══ DATASET EXTRACT ══

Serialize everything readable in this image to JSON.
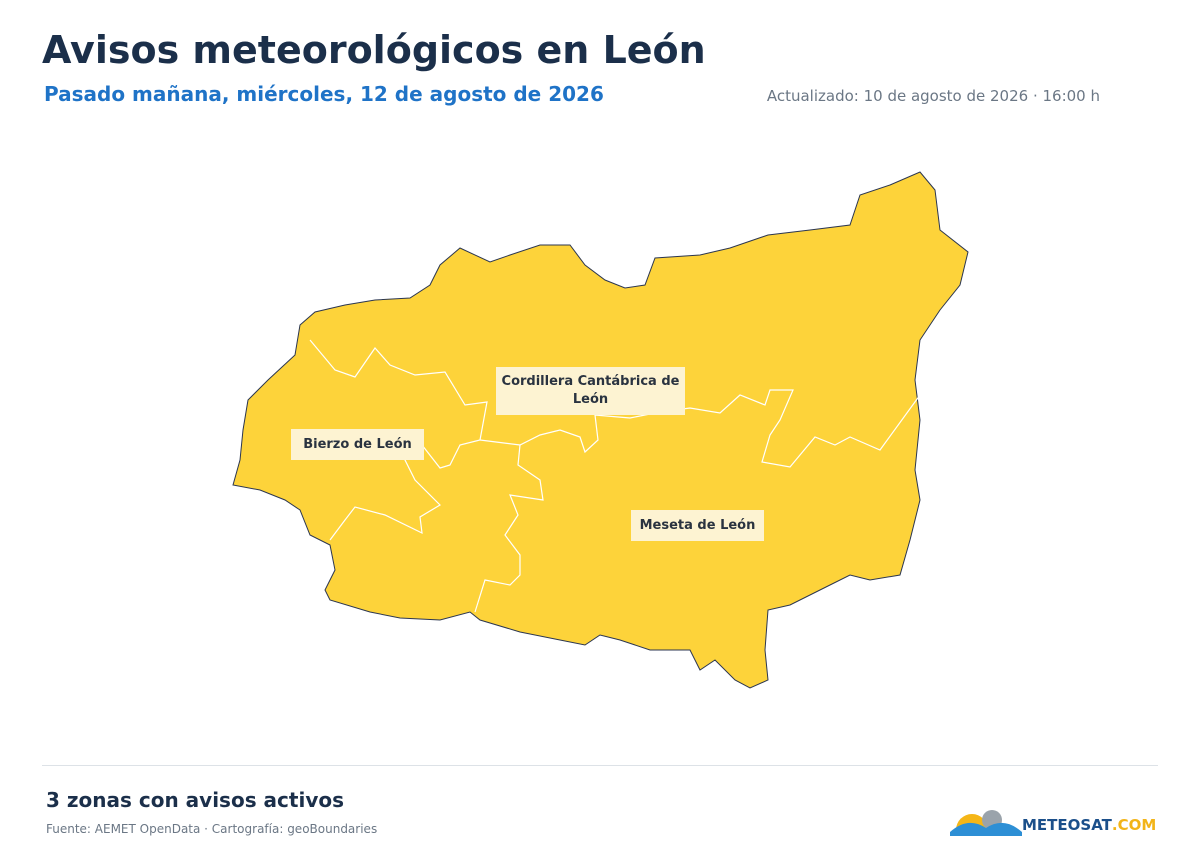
{
  "header": {
    "title": "Avisos meteorológicos en León",
    "subtitle": "Pasado mañana, miércoles, 12 de agosto de 2026",
    "updated": "Actualizado: 10 de agosto de 2026 · 16:00 h"
  },
  "zones": [
    {
      "label": "Cordillera Cantábrica de León"
    },
    {
      "label": "Bierzo de León"
    },
    {
      "label": "Meseta de León"
    }
  ],
  "footer": {
    "summary": "3 zonas con avisos activos",
    "source": "Fuente: AEMET OpenData · Cartografía: geoBoundaries",
    "logo": {
      "name": "METEOSAT",
      "suffix": ".COM"
    }
  }
}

═══

— WORK INSTRUCTIONS —
Transcribe every record above exactly as written, leaving out any pictures.

— SOLUTION TO THE PROBLEM —
Serialize everything readable in this image to JSON.
{
  "header": {
    "title": "Avisos meteorológicos en León",
    "subtitle": "Pasado mañana, miércoles, 12 de agosto de 2026",
    "updated": "Actualizado: 10 de agosto de 2026 · 16:00 h"
  },
  "zones": [
    {
      "label": "Cordillera Cantábrica de León"
    },
    {
      "label": "Bierzo de León"
    },
    {
      "label": "Meseta de León"
    }
  ],
  "footer": {
    "summary": "3 zonas con avisos activos",
    "source": "Fuente: AEMET OpenData · Cartografía: geoBoundaries",
    "logo": {
      "name": "METEOSAT",
      "suffix": ".COM"
    }
  }
}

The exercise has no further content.